- _RECORDS PROVIDED_
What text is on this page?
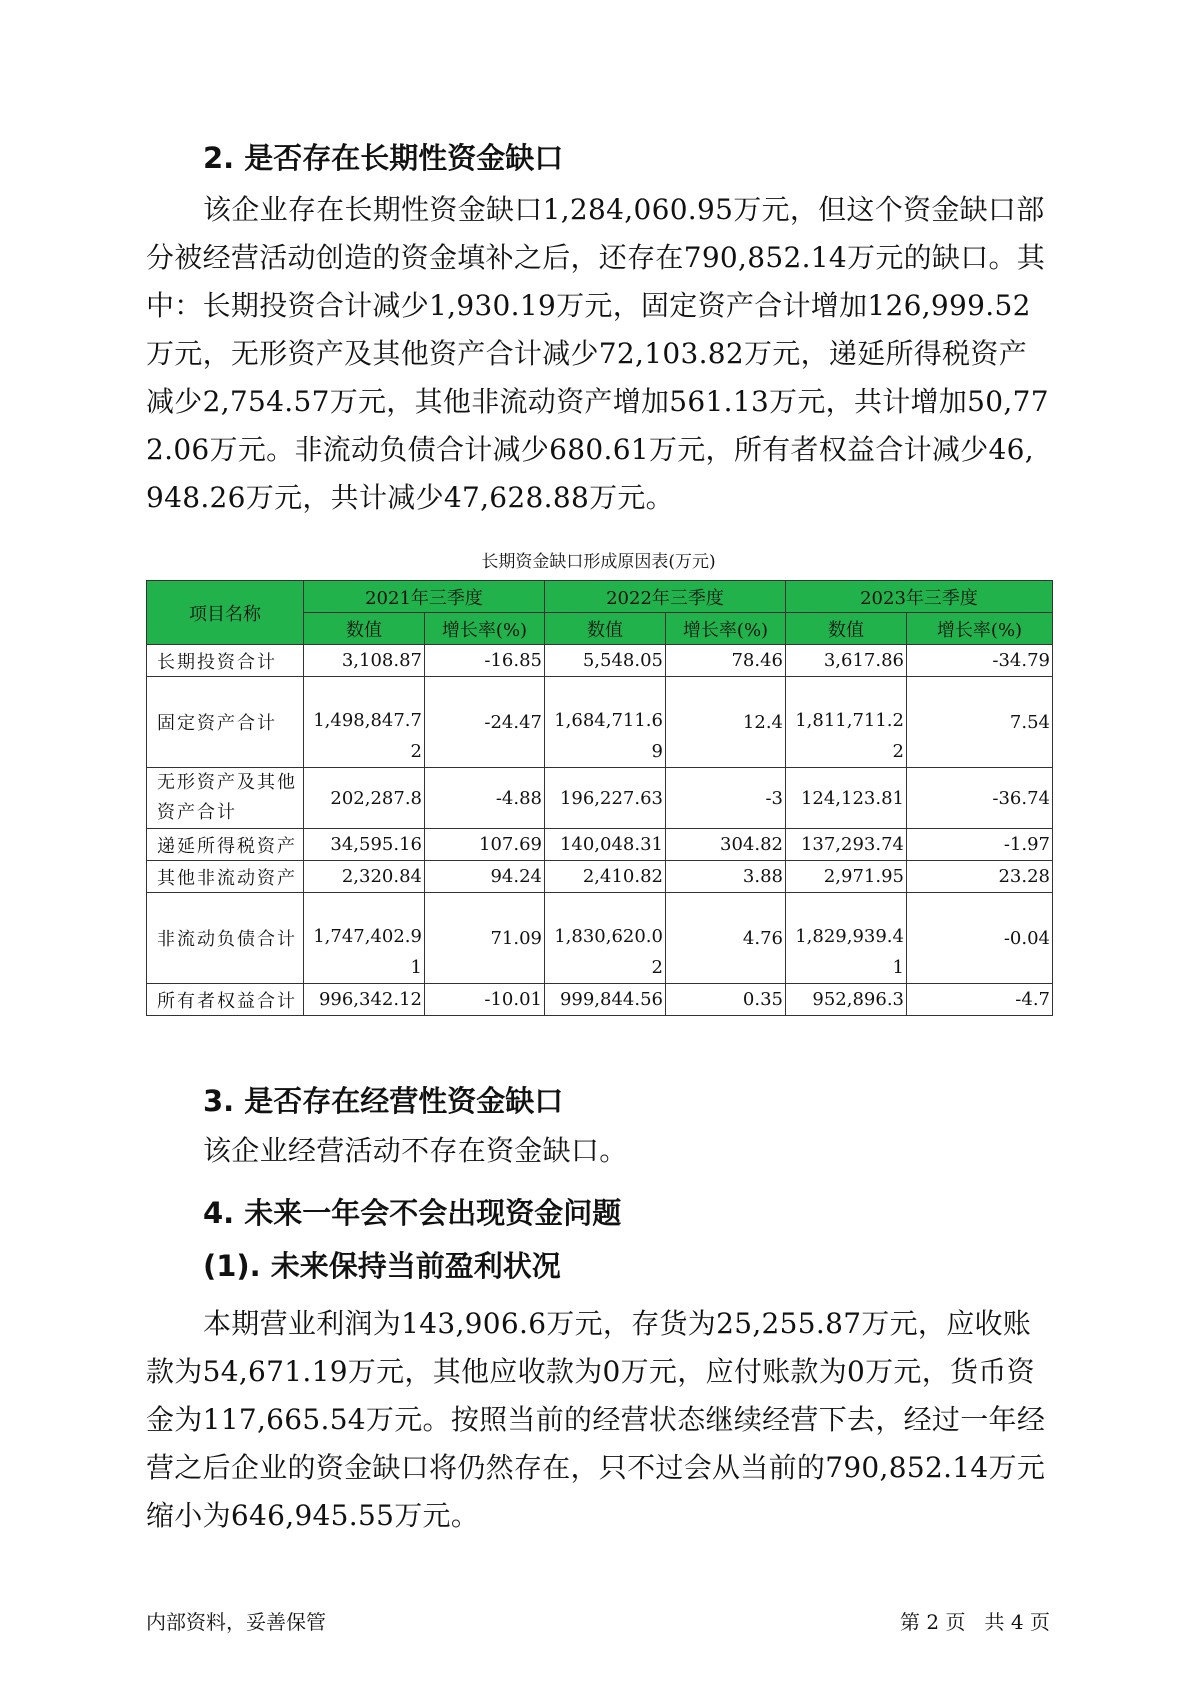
2. 是否存在长期性资金缺口
该企业存在长期性资金缺口1,284,060.95万元，但这个资金缺口部分被经营活动创造的资金填补之后，还存在790,852.14万元的缺口。其中：长期投资合计减少1,930.19万元，固定资产合计增加126,999.52万元，无形资产及其他资产合计减少72,103.82万元，递延所得税资产减少2,754.57万元，其他非流动资产增加561.13万元，共计增加50,772.06万元。非流动负债合计减少680.61万元，所有者权益合计减少46,948.26万元，共计减少47,628.88万元。
长期资金缺口形成原因表(万元)
项目名称	2021年三季度		2022年三季度		2023年三季度	
	数值	增长率(%)	数值	增长率(%)	数值	增长率(%)
长期投资合计	3,108.87	-16.85	5,548.05	78.46	3,617.86	-34.79
固定资产合计	1,498,847.72	-24.47	1,684,711.69	12.4	1,811,711.22	7.54
无形资产及其他资产合计	202,287.8	-4.88	196,227.63	-3	124,123.81	-36.74
递延所得税资产	34,595.16	107.69	140,048.31	304.82	137,293.74	-1.97
其他非流动资产	2,320.84	94.24	2,410.82	3.88	2,971.95	23.28
非流动负债合计	1,747,402.91	71.09	1,830,620.02	4.76	1,829,939.41	-0.04
所有者权益合计	996,342.12	-10.01	999,844.56	0.35	952,896.3	-4.7
3. 是否存在经营性资金缺口
该企业经营活动不存在资金缺口。
4. 未来一年会不会出现资金问题
(1). 未来保持当前盈利状况
本期营业利润为143,906.6万元，存货为25,255.87万元，应收账款为54,671.19万元，其他应收款为0万元，应付账款为0万元，货币资金为117,665.54万元。按照当前的经营状态继续经营下去，经过一年经营之后企业的资金缺口将仍然存在，只不过会从当前的790,852.14万元缩小为646,945.55万元。
内部资料，妥善保管	第 2 页   共 4 页
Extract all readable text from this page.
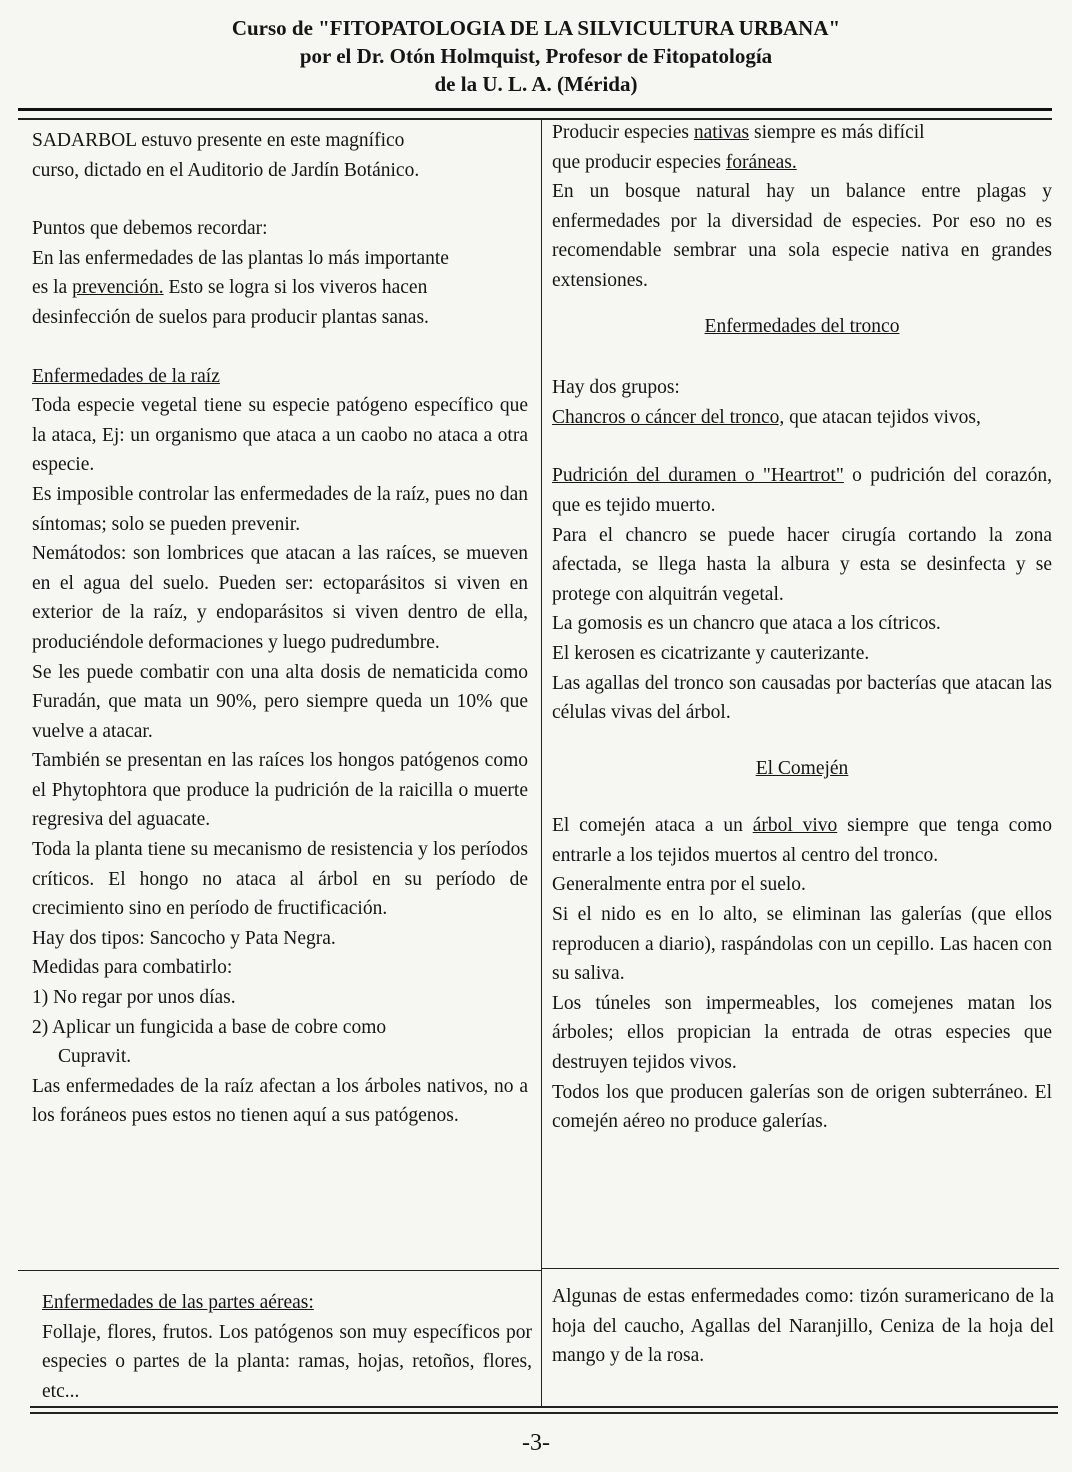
Curso de "FITOPATOLOGIA DE LA SILVICULTURA URBANA"
por el Dr. Otón Holmquist, Profesor de Fitopatología
de la U. L. A. (Mérida)

SADARBOL estuvo presente en este magnífico

curso, dictado en el Auditorio de Jardín Botánico.

Puntos que debemos recordar:

En las enfermedades de las plantas lo más importante

es la prevención. Esto se logra si los viveros hacen

desinfección de suelos para producir plantas sanas.

Enfermedades de la raíz

Toda especie vegetal tiene su especie patógeno específico que la ataca, Ej: un organismo que ataca a un caobo no ataca a otra especie.

Es imposible controlar las enfermedades de la raíz, pues no dan síntomas; solo se pueden prevenir.

Nemátodos: son lombrices que atacan a las raíces, se mueven en el agua del suelo. Pueden ser: ectoparásitos si viven en exterior de la raíz, y endoparásitos si viven dentro de ella, produciéndole deformaciones y luego pudredumbre.

Se les puede combatir con una alta dosis de nematicida como Furadán, que mata un 90%, pero siempre queda un 10% que vuelve a atacar.

También se presentan en las raíces los hongos patógenos como el Phytophtora que produce la pudrición de la raicilla o muerte regresiva del aguacate.

Toda la planta tiene su mecanismo de resistencia y los períodos críticos. El hongo no ataca al árbol en su período de crecimiento sino en período de fructificación.

Hay dos tipos: Sancocho y Pata Negra.

Medidas para combatirlo:

1) No regar por unos días.

2) Aplicar un fungicida a base de cobre como

Cupravit.

Las enfermedades de la raíz afectan a los árboles nativos, no a los foráneos pues estos no tienen aquí a sus patógenos.

Producir especies nativas siempre es más difícil

que producir especies foráneas.

En un bosque natural hay un balance entre plagas y enfermedades por la diversidad de especies. Por eso no es recomendable sembrar una sola especie nativa en grandes extensiones.

Enfermedades del tronco

Hay dos grupos:

Chancros o cáncer del tronco, que atacan tejidos vivos,

Pudrición del duramen o "Heartrot" o pudrición del corazón, que es tejido muerto.

Para el chancro se puede hacer cirugía cortando la zona afectada, se llega hasta la albura y esta se desinfecta y se protege con alquitrán vegetal.

La gomosis es un chancro que ataca a los cítricos.

El kerosen es cicatrizante y cauterizante.

Las agallas del tronco son causadas por bacterías que atacan las células vivas del árbol.

El Comején

El comején ataca a un árbol vivo siempre que tenga como entrarle a los tejidos muertos al centro del tronco.

Generalmente entra por el suelo.

Si el nido es en lo alto, se eliminan las galerías (que ellos reproducen a diario), raspándolas con un cepillo. Las hacen con su saliva.

Los túneles son impermeables, los comejenes matan los árboles; ellos propician la entrada de otras especies que destruyen tejidos vivos.

Todos los que producen galerías son de origen subterráneo. El comején aéreo no produce galerías.

Enfermedades de las partes aéreas:

Follaje, flores, frutos. Los patógenos son muy específicos por especies o partes de la planta: ramas, hojas, retoños, flores, etc...

Algunas de estas enfermedades como: tizón suramericano de la hoja del caucho, Agallas del Naranjillo, Ceniza de la hoja del mango y de la rosa.

-3-
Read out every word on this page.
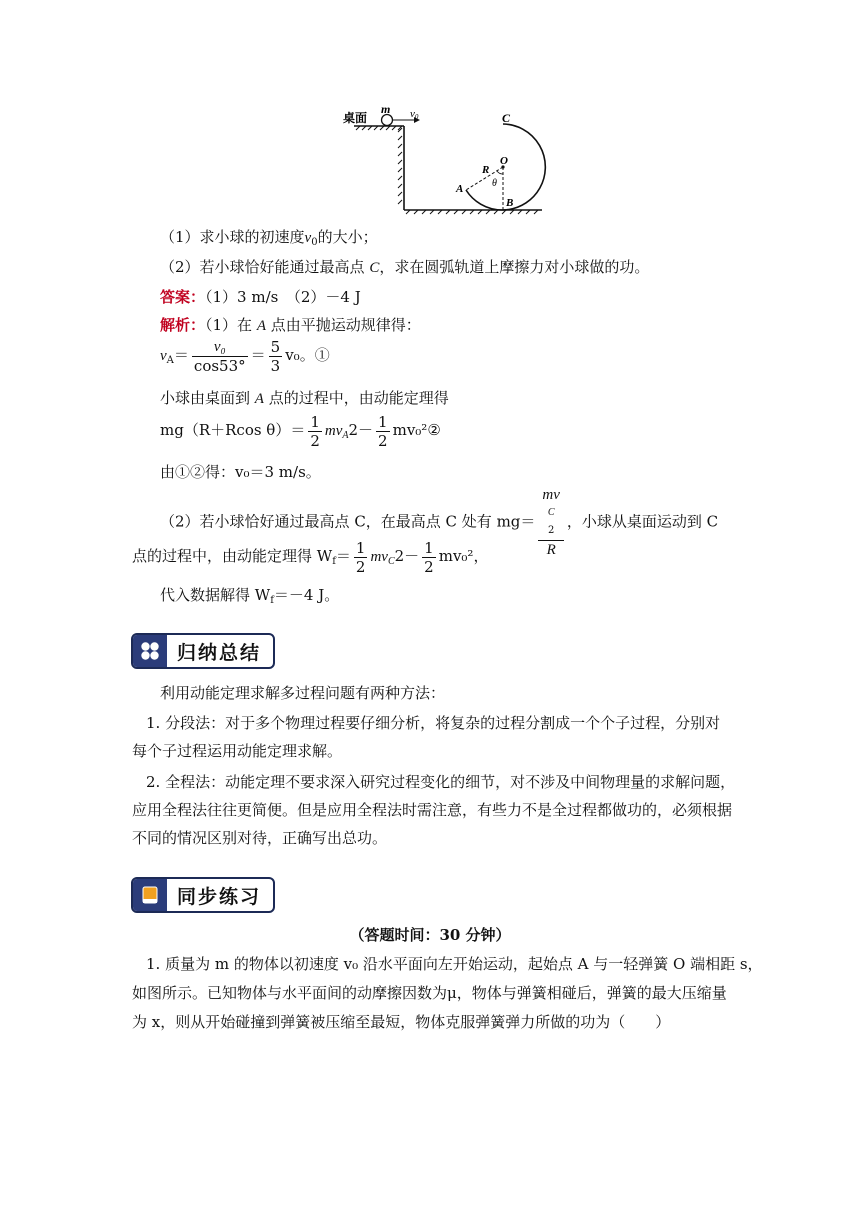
桌面
m v0	C
O
R
θ
A
B
（1）求小球的初速度$v_0$的大小；
（2）若小球恰好能通过最高点 C，求在圆弧轨道上摩擦力对小球做的功。
答案：（1）3 m/s　（2）－4 J
解析：（1）在 A 点由平抛运动规律得：
$v_A= \frac{\text{v₀}}{\cos 53^\circ} = \frac{5}{3} v_0$。①
小球由桌面到 A 点的过程中，由动能定理得
mg（R＋Rcos $\theta)= \frac{1}{2} mv_A2- \frac{1}{2}$ mv₀²②
由①②得：v₀＝3 m/s。
（2）若小球恰好通过最高点 C，在最高点 C 处有 mg＝ mv
C
2
R ，小球从桌面运动到 C
点的过程中，由动能定理得 $W_f= \frac{1}{2} mv_C2- \frac{1}{2} mv_0^2$，
代入数据解得 $W_f=-4$ J。
归纳总结
利用动能定理求解多过程问题有两种方法：
1. 分段法：对于多个物理过程要仔细分析，将复杂的过程分割成一个个子过程，分别对
每个子过程运用动能定理求解。
2. 全程法：动能定理不要求深入研究过程变化的细节，对不涉及中间物理量的求解问题，
应用全程法往往更简便。但是应用全程法时需注意，有些力不是全过程都做功的，必须根据
不同的情况区别对待，正确写出总功。
同步练习
（答题时间：30 分钟）
1. 质量为 m 的物体以初速度 v₀ 沿水平面向左开始运动，起始点 A 与一轻弹簧 O 端相距 s，
如图所示。已知物体与水平面间的动摩擦因数为μ，物体与弹簧相碰后，弹簧的最大压缩量
为 x，则从开始碰撞到弹簧被压缩至最短，物体克服弹簧弹力所做的功为（　　）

- _TASK REQUIREMENTS_
Extract all the data above exactly, excluding every picture.

- _RESPONSE_
What text is on this page?
2. 是否存在长期性资金缺口
该企业存在长期性资金缺口1,284,060.95万元，但这个资金缺口部分被经营活动创造的资金填补之后，还存在790,852.14万元的缺口。其中：长期投资合计减少1,930.19万元，固定资产合计增加126,999.52万元，无形资产及其他资产合计减少72,103.82万元，递延所得税资产减少2,754.57万元，其他非流动资产增加561.13万元，共计增加50,772.06万元。非流动负债合计减少680.61万元，所有者权益合计减少46,948.26万元，共计减少47,628.88万元。
长期资金缺口形成原因表(万元)
项目名称	2021年三季度		2022年三季度		2023年三季度	
	数值	增长率(%)	数值	增长率(%)	数值	增长率(%)
长期投资合计	3,108.87	-16.85	5,548.05	78.46	3,617.86	-34.79
固定资产合计	1,498,847.72	-24.47	1,684,711.69	12.4	1,811,711.22	7.54
无形资产及其他资产合计	202,287.8	-4.88	196,227.63	-3	124,123.81	-36.74
递延所得税资产	34,595.16	107.69	140,048.31	304.82	137,293.74	-1.97
其他非流动资产	2,320.84	94.24	2,410.82	3.88	2,971.95	23.28
非流动负债合计	1,747,402.91	71.09	1,830,620.02	4.76	1,829,939.41	-0.04
所有者权益合计	996,342.12	-10.01	999,844.56	0.35	952,896.3	-4.7
3. 是否存在经营性资金缺口
该企业经营活动不存在资金缺口。
4. 未来一年会不会出现资金问题
(1). 未来保持当前盈利状况
本期营业利润为143,906.6万元，存货为25,255.87万元，应收账款为54,671.19万元，其他应收款为0万元，应付账款为0万元，货币资金为117,665.54万元。按照当前的经营状态继续经营下去，经过一年经营之后企业的资金缺口将仍然存在，只不过会从当前的790,852.14万元缩小为646,945.55万元。
内部资料，妥善保管	第 2 页   共 4 页
Extract all readable text from this page.
Curso de "FITOPATOLOGIA DE LA SILVICULTURA URBANA"
por el Dr. Otón Holmquist, Profesor de Fitopatología
de la U. L. A. (Mérida)

SADARBOL estuvo presente en este magnífico

curso, dictado en el Auditorio de Jardín Botánico.

Puntos que debemos recordar:

En las enfermedades de las plantas lo más importante

es la prevención. Esto se logra si los viveros hacen

desinfección de suelos para producir plantas sanas.

Enfermedades de la raíz

Toda especie vegetal tiene su especie patógeno específico que la ataca, Ej: un organismo que ataca a un caobo no ataca a otra especie.

Es imposible controlar las enfermedades de la raíz, pues no dan síntomas; solo se pueden prevenir.

Nemátodos: son lombrices que atacan a las raíces, se mueven en el agua del suelo. Pueden ser: ectoparásitos si viven en exterior de la raíz, y endoparásitos si viven dentro de ella, produciéndole deformaciones y luego pudredumbre.

Se les puede combatir con una alta dosis de nematicida como Furadán, que mata un 90%, pero siempre queda un 10% que vuelve a atacar.

También se presentan en las raíces los hongos patógenos como el Phytophtora que produce la pudrición de la raicilla o muerte regresiva del aguacate.

Toda la planta tiene su mecanismo de resistencia y los períodos críticos. El hongo no ataca al árbol en su período de crecimiento sino en período de fructificación.

Hay dos tipos: Sancocho y Pata Negra.

Medidas para combatirlo:

1) No regar por unos días.

2) Aplicar un fungicida a base de cobre como

Cupravit.

Las enfermedades de la raíz afectan a los árboles nativos, no a los foráneos pues estos no tienen aquí a sus patógenos.

Producir especies nativas siempre es más difícil

que producir especies foráneas.

En un bosque natural hay un balance entre plagas y enfermedades por la diversidad de especies. Por eso no es recomendable sembrar una sola especie nativa en grandes extensiones.

Enfermedades del tronco

Hay dos grupos:

Chancros o cáncer del tronco, que atacan tejidos vivos,

Pudrición del duramen o "Heartrot" o pudrición del corazón, que es tejido muerto.

Para el chancro se puede hacer cirugía cortando la zona afectada, se llega hasta la albura y esta se desinfecta y se protege con alquitrán vegetal.

La gomosis es un chancro que ataca a los cítricos.

El kerosen es cicatrizante y cauterizante.

Las agallas del tronco son causadas por bacterías que atacan las células vivas del árbol.

El Comején

El comején ataca a un árbol vivo siempre que tenga como entrarle a los tejidos muertos al centro del tronco.

Generalmente entra por el suelo.

Si el nido es en lo alto, se eliminan las galerías (que ellos reproducen a diario), raspándolas con un cepillo. Las hacen con su saliva.

Los túneles son impermeables, los comejenes matan los árboles; ellos propician la entrada de otras especies que destruyen tejidos vivos.

Todos los que producen galerías son de origen subterráneo. El comején aéreo no produce galerías.

Enfermedades de las partes aéreas:

Follaje, flores, frutos. Los patógenos son muy específicos por especies o partes de la planta: ramas, hojas, retoños, flores, etc...

Algunas de estas enfermedades como: tizón suramericano de la hoja del caucho, Agallas del Naranjillo, Ceniza de la hoja del mango y de la rosa.

-3-
Read out every word on this page.
桌面
m v0	C
O
R
θ
A
B
（1）求小球的初速度$v_0$的大小；
（2）若小球恰好能通过最高点 C，求在圆弧轨道上摩擦力对小球做的功。
答案：（1）3 m/s　（2）－4 J
解析：（1）在 A 点由平抛运动规律得：
$v_A= \frac{\text{v₀}}{\cos 53^\circ} = \frac{5}{3} v_0$。①
小球由桌面到 A 点的过程中，由动能定理得
mg（R＋Rcos $\theta)= \frac{1}{2} mv_A2- \frac{1}{2}$ mv₀²②
由①②得：v₀＝3 m/s。
（2）若小球恰好通过最高点 C，在最高点 C 处有 mg＝ mv
C
2
R ，小球从桌面运动到 C
点的过程中，由动能定理得 $W_f= \frac{1}{2} mv_C2- \frac{1}{2} mv_0^2$，
代入数据解得 $W_f=-4$ J。
归纳总结
利用动能定理求解多过程问题有两种方法：
1. 分段法：对于多个物理过程要仔细分析，将复杂的过程分割成一个个子过程，分别对
每个子过程运用动能定理求解。
2. 全程法：动能定理不要求深入研究过程变化的细节，对不涉及中间物理量的求解问题，
应用全程法往往更简便。但是应用全程法时需注意，有些力不是全过程都做功的，必须根据
不同的情况区别对待，正确写出总功。
同步练习
（答题时间：30 分钟）
1. 质量为 m 的物体以初速度 v₀ 沿水平面向左开始运动，起始点 A 与一轻弹簧 O 端相距 s，
如图所示。已知物体与水平面间的动摩擦因数为μ，物体与弹簧相碰后，弹簧的最大压缩量
为 x，则从开始碰撞到弹簧被压缩至最短，物体克服弹簧弹力所做的功为（　　）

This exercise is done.